### Exercise details
Reproduce the entries below in full, word for word.

——————————

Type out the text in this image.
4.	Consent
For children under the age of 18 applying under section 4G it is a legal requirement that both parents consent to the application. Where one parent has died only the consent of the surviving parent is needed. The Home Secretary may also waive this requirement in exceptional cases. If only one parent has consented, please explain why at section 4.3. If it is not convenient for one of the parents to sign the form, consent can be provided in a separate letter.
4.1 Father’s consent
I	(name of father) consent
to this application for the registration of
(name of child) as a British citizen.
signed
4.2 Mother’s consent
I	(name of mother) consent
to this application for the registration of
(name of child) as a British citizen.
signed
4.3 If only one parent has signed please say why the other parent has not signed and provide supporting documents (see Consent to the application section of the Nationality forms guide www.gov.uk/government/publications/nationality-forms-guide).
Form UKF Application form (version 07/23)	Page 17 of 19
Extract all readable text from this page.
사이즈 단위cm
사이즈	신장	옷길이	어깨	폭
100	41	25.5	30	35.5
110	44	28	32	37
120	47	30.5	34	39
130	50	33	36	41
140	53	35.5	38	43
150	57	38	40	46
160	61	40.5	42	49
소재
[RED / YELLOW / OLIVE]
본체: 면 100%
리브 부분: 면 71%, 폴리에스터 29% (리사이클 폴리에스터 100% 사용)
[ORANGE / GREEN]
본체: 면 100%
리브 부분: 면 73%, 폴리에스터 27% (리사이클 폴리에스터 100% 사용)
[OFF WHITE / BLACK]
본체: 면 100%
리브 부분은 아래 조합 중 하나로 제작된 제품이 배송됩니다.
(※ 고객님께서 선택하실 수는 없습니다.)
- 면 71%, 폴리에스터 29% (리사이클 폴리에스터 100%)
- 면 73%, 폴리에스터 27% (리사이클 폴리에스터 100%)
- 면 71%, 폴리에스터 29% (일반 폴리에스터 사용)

——————————

### Solution to the problem
Type out the text in this image.
4.	Consent
For children under the age of 18 applying under section 4G it is a legal requirement that both parents consent to the application. Where one parent has died only the consent of the surviving parent is needed. The Home Secretary may also waive this requirement in exceptional cases. If only one parent has consented, please explain why at section 4.3. If it is not convenient for one of the parents to sign the form, consent can be provided in a separate letter.
4.1 Father’s consent
I	(name of father) consent
to this application for the registration of
(name of child) as a British citizen.
signed
4.2 Mother’s consent
I	(name of mother) consent
to this application for the registration of
(name of child) as a British citizen.
signed
4.3 If only one parent has signed please say why the other parent has not signed and provide supporting documents (see Consent to the application section of the Nationality forms guide www.gov.uk/government/publications/nationality-forms-guide).
Form UKF Application form (version 07/23)	Page 17 of 19
Extract all readable text from this page.
사이즈 단위cm
사이즈	신장	옷길이	어깨	폭
100	41	25.5	30	35.5
110	44	28	32	37
120	47	30.5	34	39
130	50	33	36	41
140	53	35.5	38	43
150	57	38	40	46
160	61	40.5	42	49
소재
[RED / YELLOW / OLIVE]
본체: 면 100%
리브 부분: 면 71%, 폴리에스터 29% (리사이클 폴리에스터 100% 사용)
[ORANGE / GREEN]
본체: 면 100%
리브 부분: 면 73%, 폴리에스터 27% (리사이클 폴리에스터 100% 사용)
[OFF WHITE / BLACK]
본체: 면 100%
리브 부분은 아래 조합 중 하나로 제작된 제품이 배송됩니다.
(※ 고객님께서 선택하실 수는 없습니다.)
- 면 71%, 폴리에스터 29% (리사이클 폴리에스터 100%)
- 면 73%, 폴리에스터 27% (리사이클 폴리에스터 100%)
- 면 71%, 폴리에스터 29% (일반 폴리에스터 사용)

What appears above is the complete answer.